╭─ Records shown
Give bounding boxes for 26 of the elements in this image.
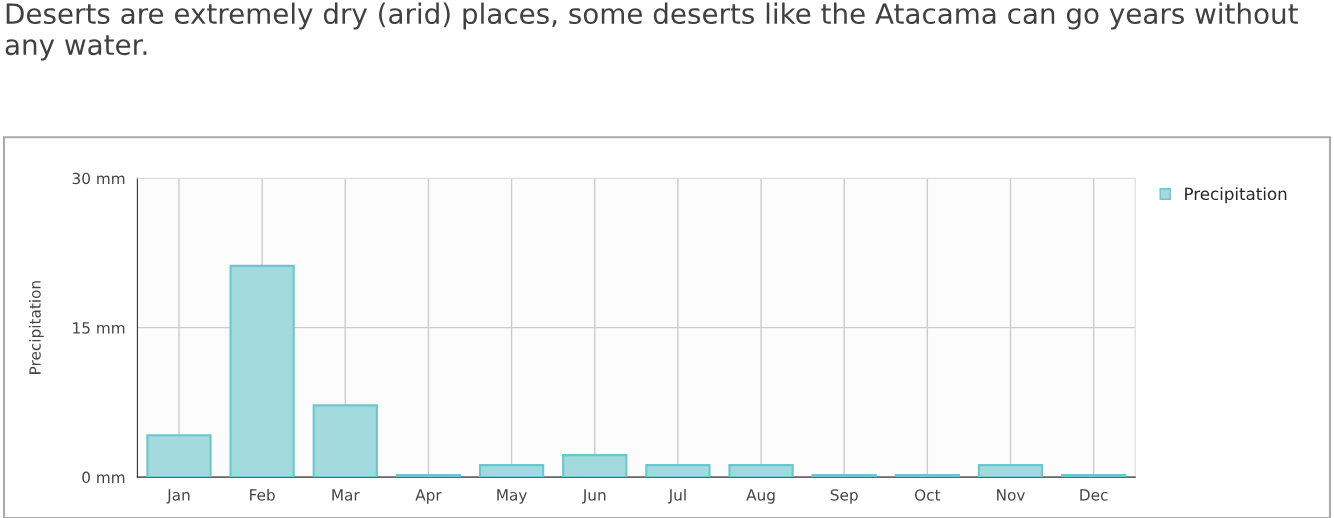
bar: [645, 464, 711, 478]
x-tick-label: Feb: [250, 488, 275, 501]
bar: [728, 464, 794, 478]
x-tick-label: Oct: [915, 489, 941, 501]
y-tick-label: 30 mm: [72, 172, 125, 185]
x-tick-label: Jun: [582, 489, 606, 504]
chart-title: Deserts are extremely dry (arid) places, some deserts like the Atacama can go years without any water.: [5, 2, 1298, 61]
x-tick-label: Nov: [997, 489, 1025, 501]
y-tick-label: 0 mm: [82, 471, 125, 484]
legend-label: Precipitation: [1185, 187, 1287, 204]
y-axis-title: Precipitation: [28, 281, 44, 374]
bar: [229, 264, 295, 478]
bar: [312, 404, 378, 478]
x-tick-label: Jul: [667, 488, 686, 504]
bar: [562, 454, 628, 478]
bar: [977, 464, 1044, 478]
x-tick-label: May: [497, 489, 527, 504]
y-tick-label: 15 mm: [73, 322, 125, 334]
bar: [478, 464, 545, 478]
x-tick-label: Jan: [166, 489, 190, 504]
bar: [146, 434, 212, 478]
x-tick-label: Mar: [332, 489, 360, 501]
x-tick-label: Aug: [746, 489, 775, 504]
x-tick-label: Dec: [1080, 489, 1108, 501]
x-tick-label: Sep: [830, 489, 858, 504]
x-tick-label: Apr: [415, 489, 442, 504]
╰─
* **The request**: Please reproduce the data above word for word, leaving out the pictures.

* **Completed task**:
Give bounding boxes for 26 of the elements in this image.
bar: [645, 464, 711, 478]
x-tick-label: Feb: [250, 488, 275, 501]
bar: [728, 464, 794, 478]
x-tick-label: Oct: [915, 489, 941, 501]
y-tick-label: 30 mm: [72, 172, 125, 185]
x-tick-label: Jun: [582, 489, 606, 504]
chart-title: Deserts are extremely dry (arid) places, some deserts like the Atacama can go years without any water.: [5, 2, 1298, 61]
x-tick-label: Nov: [997, 489, 1025, 501]
y-tick-label: 0 mm: [82, 471, 125, 484]
legend-label: Precipitation: [1185, 187, 1287, 204]
y-axis-title: Precipitation: [28, 281, 44, 374]
bar: [229, 264, 295, 478]
bar: [312, 404, 378, 478]
x-tick-label: Jul: [667, 488, 686, 504]
bar: [562, 454, 628, 478]
bar: [977, 464, 1044, 478]
x-tick-label: May: [497, 489, 527, 504]
y-tick-label: 15 mm: [73, 322, 125, 334]
bar: [478, 464, 545, 478]
x-tick-label: Jan: [166, 489, 190, 504]
bar: [146, 434, 212, 478]
x-tick-label: Mar: [332, 489, 360, 501]
x-tick-label: Aug: [746, 489, 775, 504]
x-tick-label: Dec: [1080, 489, 1108, 501]
x-tick-label: Sep: [830, 489, 858, 504]
x-tick-label: Apr: [415, 489, 442, 504]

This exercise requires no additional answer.